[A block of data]
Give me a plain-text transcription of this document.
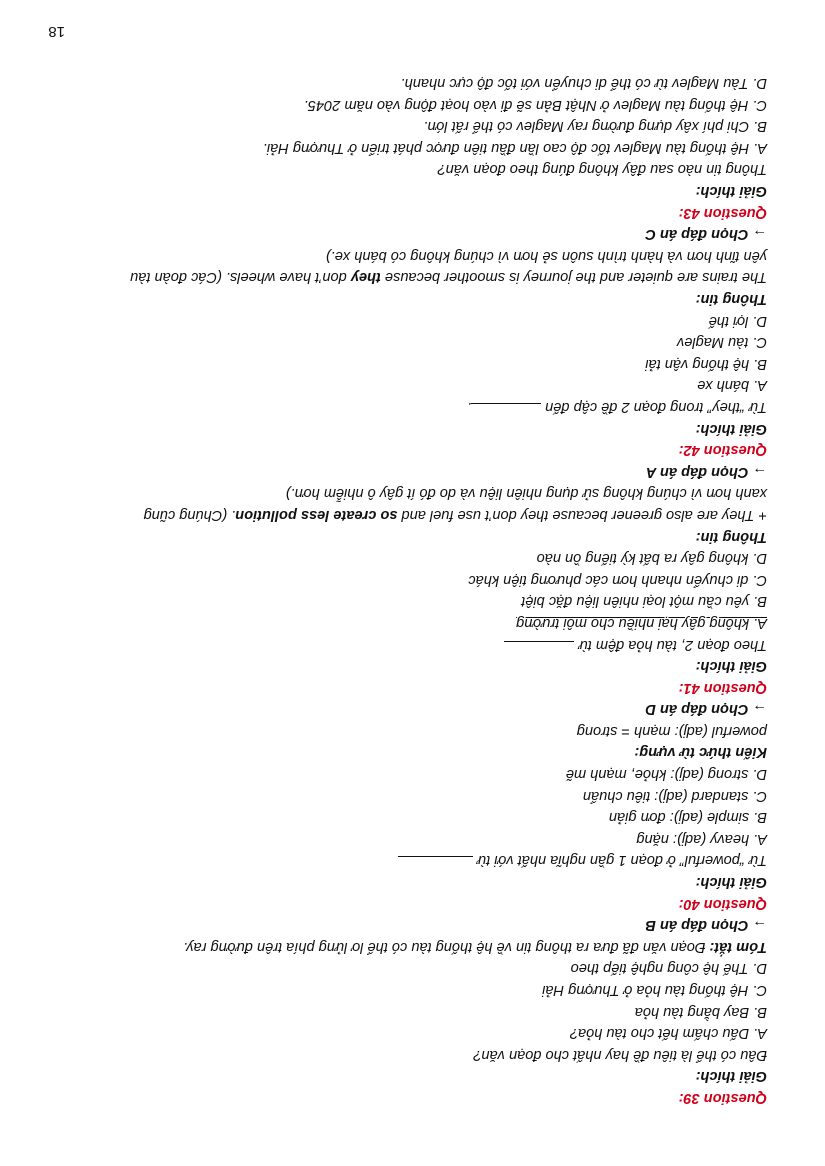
Question 39:
Giải thích:
Đâu có thể là tiêu đề hay nhất cho đoạn văn?
A. Dấu chấm hết cho tàu hỏa?
B. Bay bằng tàu hỏa
C. Hệ thống tàu hỏa ở Thượng Hải
D. Thế hệ công nghệ tiếp theo
Tóm tắt: Đoạn văn đã đưa ra thông tin về hệ thống tàu có thể lơ lửng phía trên đường ray.
→ Chọn đáp án B
Question 40:
Giải thích:
Từ “powerful” ở đoạn 1 gần nghĩa nhất với từ
A. heavy (adj): nặng
B. simple (adj): đơn giản
C. standard (adj): tiêu chuẩn
D. strong (adj): khỏe, mạnh mẽ
Kiến thức từ vựng:
powerful (adj): mạnh = strong
→ Chọn đáp án D
Question 41:
Giải thích:
Theo đoạn 2, tàu hỏa đệm từ
A. không gây hại nhiều cho môi trường
B. yêu cầu một loại nhiên liệu đặc biệt
C. di chuyển nhanh hơn các phương tiện khác
D. không gây ra bất kỳ tiếng ồn nào
Thông tin:
+ They are also greener because they don’t use fuel and so create less pollution. (Chúng cũng
xanh hơn vì chúng không sử dụng nhiên liệu và do đó ít gây ô nhiễm hơn.)
→ Chọn đáp án A
Question 42:
Giải thích:
Từ “they” trong đoạn 2 đề cập đến.
A. bánh xe
B. hệ thống vận tải
C. tàu Maglev
D. lợi thế
Thông tin:
The trains are quieter and the journey is smoother because they don’t have wheels. (Các đoàn tàu
yên tĩnh hơn và hành trình suôn sẻ hơn vì chúng không có bánh xe.)
→ Chọn đáp án C
Question 43:
Giải thích:
Thông tin nào sau đây không đúng theo đoạn văn?
A. Hệ thống tàu Maglev tốc độ cao lần đầu tiên được phát triển ở Thượng Hải.
B. Chi phí xây dựng đường ray Maglev có thể rất lớn.
C. Hệ thống tàu Maglev ở Nhật Bản sẽ đi vào hoạt động vào năm 2045.
D. Tàu Maglev từ có thể di chuyển với tốc độ cực nhanh.
18
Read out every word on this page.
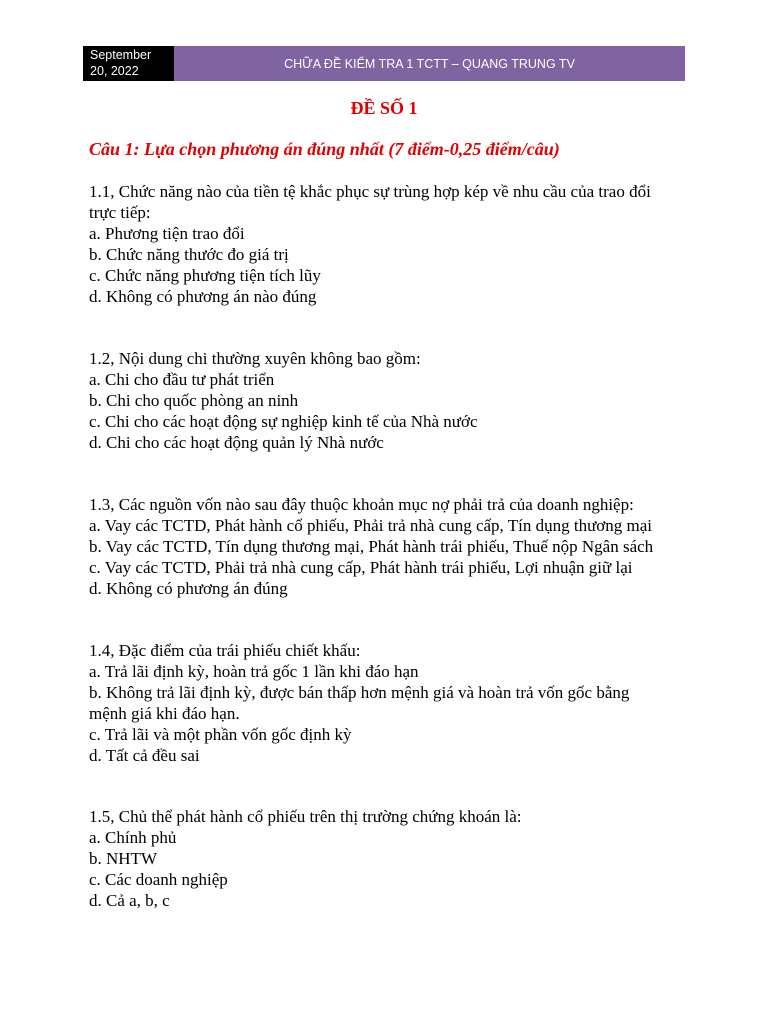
September
20, 2022
CHỮA ĐỀ KIỂM TRA 1 TCTT – QUANG TRUNG TV
ĐỀ SỐ 1
Câu 1: Lựa chọn phương án đúng nhất (7 điểm-0,25 điểm/câu)

1.1, Chức năng nào của tiền tệ khắc phục sự trùng hợp kép về nhu cầu của trao đổi

trực tiếp:

a. Phương tiện trao đổi
b. Chức năng thước đo giá trị
c. Chức năng phương tiện tích lũy
d. Không có phương án nào đúng

1.2, Nội dung chi thường xuyên không bao gồm:

a. Chi cho đầu tư phát triển
b. Chi cho quốc phòng an ninh
c. Chi cho các hoạt động sự nghiệp kinh tế của Nhà nước
d. Chi cho các hoạt động quản lý Nhà nước

1.3, Các nguồn vốn nào sau đây thuộc khoản mục nợ phải trả của doanh nghiệp:

a. Vay các TCTD, Phát hành cổ phiếu, Phải trả nhà cung cấp, Tín dụng thương mại
b. Vay các TCTD, Tín dụng thương mại, Phát hành trái phiếu, Thuế nộp Ngân sách
c. Vay các TCTD, Phải trả nhà cung cấp, Phát hành trái phiếu, Lợi nhuận giữ lại
d. Không có phương án đúng

1.4, Đặc điểm của trái phiếu chiết khấu:

a. Trả lãi định kỳ, hoàn trả gốc 1 lần khi đáo hạn
b. Không trả lãi định kỳ, được bán thấp hơn mệnh giá và hoàn trả vốn gốc bằng
mệnh giá khi đáo hạn.
c. Trả lãi và một phần vốn gốc định kỳ
d. Tất cả đều sai

1.5, Chủ thể phát hành cổ phiếu trên thị trường chứng khoán là:

a. Chính phủ
b. NHTW
c. Các doanh nghiệp
d. Cả a, b, c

### Instructions for the task
Go over the data above and copy every line that has the word "định" in it.

### Result of the exercise
a. Trả lãi định kỳ, hoàn trả gốc 1 lần khi đáo hạn
b. Không trả lãi định kỳ, được bán thấp hơn mệnh giá và hoàn trả vốn gốc bằng
c. Trả lãi và một phần vốn gốc định kỳ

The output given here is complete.